## Dataset items
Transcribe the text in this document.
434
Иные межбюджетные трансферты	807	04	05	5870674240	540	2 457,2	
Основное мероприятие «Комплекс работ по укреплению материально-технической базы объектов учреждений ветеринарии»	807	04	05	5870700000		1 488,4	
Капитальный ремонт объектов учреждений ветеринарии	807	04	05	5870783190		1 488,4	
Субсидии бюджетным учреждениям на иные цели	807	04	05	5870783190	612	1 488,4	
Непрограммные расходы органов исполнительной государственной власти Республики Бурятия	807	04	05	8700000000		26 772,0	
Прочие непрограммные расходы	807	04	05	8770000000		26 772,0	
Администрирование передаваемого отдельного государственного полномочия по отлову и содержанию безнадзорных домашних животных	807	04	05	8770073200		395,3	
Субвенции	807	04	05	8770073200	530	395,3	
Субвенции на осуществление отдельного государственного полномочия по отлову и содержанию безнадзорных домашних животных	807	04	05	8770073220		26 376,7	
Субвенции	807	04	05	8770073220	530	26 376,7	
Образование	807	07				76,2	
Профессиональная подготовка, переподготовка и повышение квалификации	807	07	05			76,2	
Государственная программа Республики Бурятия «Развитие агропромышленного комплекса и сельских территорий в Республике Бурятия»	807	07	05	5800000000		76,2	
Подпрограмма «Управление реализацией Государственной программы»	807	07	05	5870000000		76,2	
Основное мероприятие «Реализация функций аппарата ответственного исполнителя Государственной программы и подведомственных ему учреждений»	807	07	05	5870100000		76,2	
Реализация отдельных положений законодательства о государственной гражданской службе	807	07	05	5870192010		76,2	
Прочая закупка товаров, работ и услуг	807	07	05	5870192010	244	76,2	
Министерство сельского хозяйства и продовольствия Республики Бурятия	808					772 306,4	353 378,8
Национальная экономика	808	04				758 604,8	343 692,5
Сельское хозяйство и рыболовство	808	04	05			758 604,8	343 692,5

## GIVEN REQUEST
Go through the listing and print each line exactly as it appears.

## RESULT OF THIS EXERCISE
Transcribe the text in this document.
434
Иные межбюджетные трансферты	807	04	05	5870674240	540	2 457,2	
Основное мероприятие «Комплекс работ по укреплению материально-технической базы объектов учреждений ветеринарии»	807	04	05	5870700000		1 488,4	
Капитальный ремонт объектов учреждений ветеринарии	807	04	05	5870783190		1 488,4	
Субсидии бюджетным учреждениям на иные цели	807	04	05	5870783190	612	1 488,4	
Непрограммные расходы органов исполнительной государственной власти Республики Бурятия	807	04	05	8700000000		26 772,0	
Прочие непрограммные расходы	807	04	05	8770000000		26 772,0	
Администрирование передаваемого отдельного государственного полномочия по отлову и содержанию безнадзорных домашних животных	807	04	05	8770073200		395,3	
Субвенции	807	04	05	8770073200	530	395,3	
Субвенции на осуществление отдельного государственного полномочия по отлову и содержанию безнадзорных домашних животных	807	04	05	8770073220		26 376,7	
Субвенции	807	04	05	8770073220	530	26 376,7	
Образование	807	07				76,2	
Профессиональная подготовка, переподготовка и повышение квалификации	807	07	05			76,2	
Государственная программа Республики Бурятия «Развитие агропромышленного комплекса и сельских территорий в Республике Бурятия»	807	07	05	5800000000		76,2	
Подпрограмма «Управление реализацией Государственной программы»	807	07	05	5870000000		76,2	
Основное мероприятие «Реализация функций аппарата ответственного исполнителя Государственной программы и подведомственных ему учреждений»	807	07	05	5870100000		76,2	
Реализация отдельных положений законодательства о государственной гражданской службе	807	07	05	5870192010		76,2	
Прочая закупка товаров, работ и услуг	807	07	05	5870192010	244	76,2	
Министерство сельского хозяйства и продовольствия Республики Бурятия	808					772 306,4	353 378,8
Национальная экономика	808	04				758 604,8	343 692,5
Сельское хозяйство и рыболовство	808	04	05			758 604,8	343 692,5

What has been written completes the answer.